= The problem =
Please copy the thermal underwear thread word for word, from "thermals for 2nd" up to and including "World or Sams...".

# Thermal Underwear



## LittleBocephus (Nov 7, 2010)

What brand of base layer or thermal underwear do y'all recommend?I already have the layer next to my skin and now I need some guidance for my second layer?

Thanks
Wes


----------



## 7Mag Hunter (Nov 7, 2010)

I mostly use "Comfort Skins" next to my skin with "Ultra Therms"
thermals for 2nd layer ...
Ultra Therms are 2 layer underwear, with polypro as inner and polyester/wool as outer layer....
Both are avail at Wally World or Sams...
If you can find a USMC real wool pull over sweater, buy it....
It will be the best money you can spend....
Put the wool over your base layer, and Ultra Therms over the
sweater...You will NOT get cold.....
I do have some thicker Polypro bases and Military Expedition
weight stuff, but only use them for extreme cold...
Stay away from cotton long johns....


----------



## Nicodemus (Nov 7, 2010)

I like Duofold.


----------



## bross07 (Nov 16, 2010)

= Recorded information =
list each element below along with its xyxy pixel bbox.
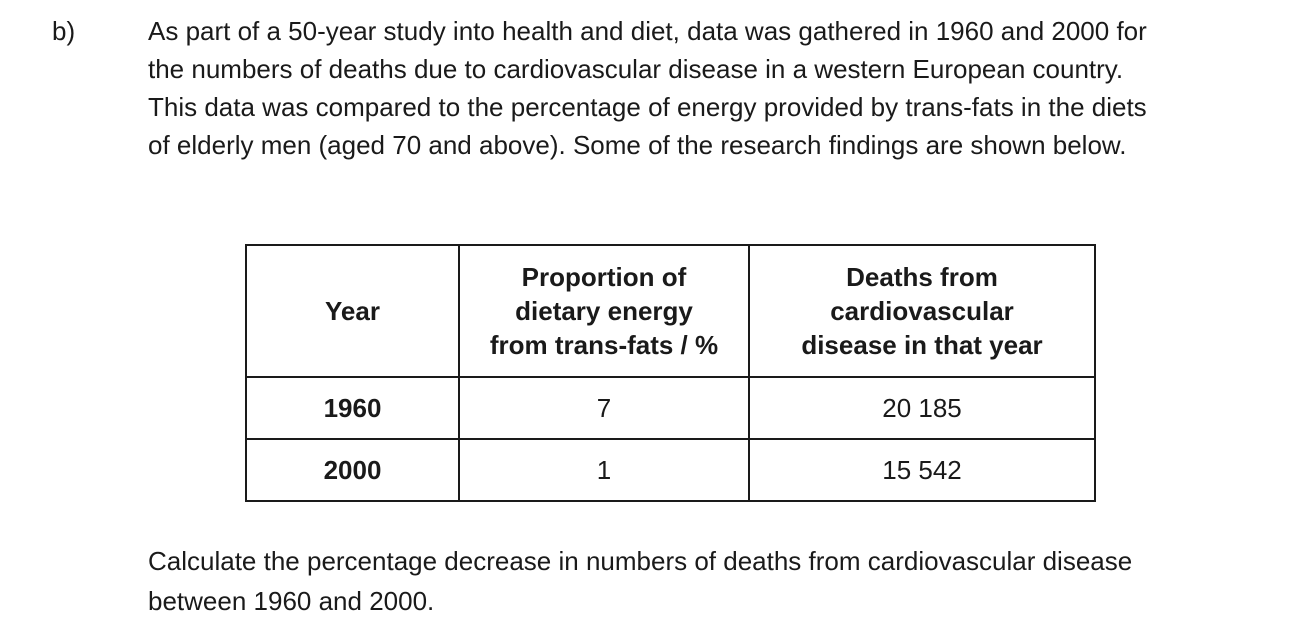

= Written solution =
thermals for 2nd layer ...
Ultra Therms are 2 layer underwear, with polypro as inner and polyester/wool as outer layer....
Both are avail at Wally World or Sams...